Data items:
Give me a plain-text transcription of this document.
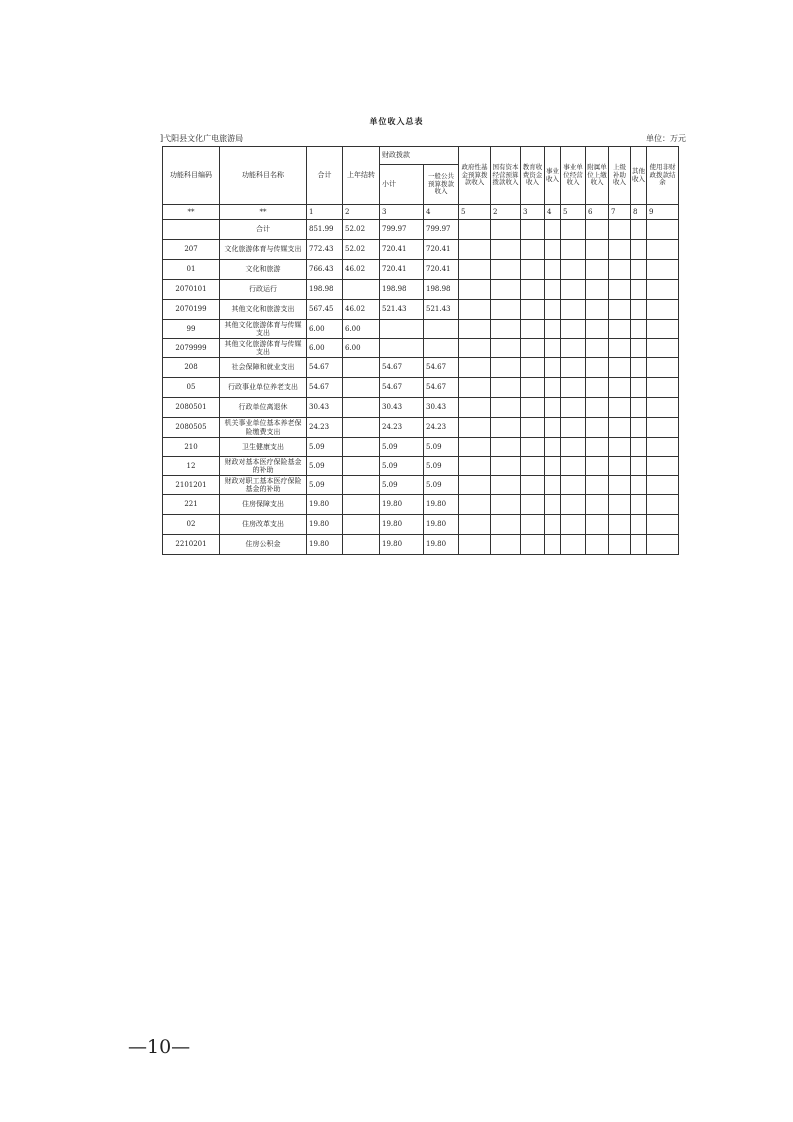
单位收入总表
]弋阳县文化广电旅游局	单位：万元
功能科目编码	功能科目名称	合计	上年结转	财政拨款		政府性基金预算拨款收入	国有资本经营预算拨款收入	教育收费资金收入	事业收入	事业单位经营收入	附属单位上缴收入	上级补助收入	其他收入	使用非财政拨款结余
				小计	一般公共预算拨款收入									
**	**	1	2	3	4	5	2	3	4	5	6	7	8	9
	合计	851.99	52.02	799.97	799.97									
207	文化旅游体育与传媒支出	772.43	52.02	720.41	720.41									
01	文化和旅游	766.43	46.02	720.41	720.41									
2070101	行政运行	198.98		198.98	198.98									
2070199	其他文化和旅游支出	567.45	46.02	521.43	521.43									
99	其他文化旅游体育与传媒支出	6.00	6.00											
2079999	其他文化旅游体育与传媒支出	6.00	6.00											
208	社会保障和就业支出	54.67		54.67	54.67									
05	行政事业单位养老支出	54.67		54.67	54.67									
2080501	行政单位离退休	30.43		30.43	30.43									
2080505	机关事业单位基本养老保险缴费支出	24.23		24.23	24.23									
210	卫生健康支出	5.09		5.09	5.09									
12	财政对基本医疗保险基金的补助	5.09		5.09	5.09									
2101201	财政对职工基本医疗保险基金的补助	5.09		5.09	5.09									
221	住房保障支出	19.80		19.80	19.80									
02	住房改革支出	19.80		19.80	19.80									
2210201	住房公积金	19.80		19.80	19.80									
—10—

# Task to complete
For the data above, state only how many lines include the word "其他文化旅游体育与传媒支出".

# Correct output
2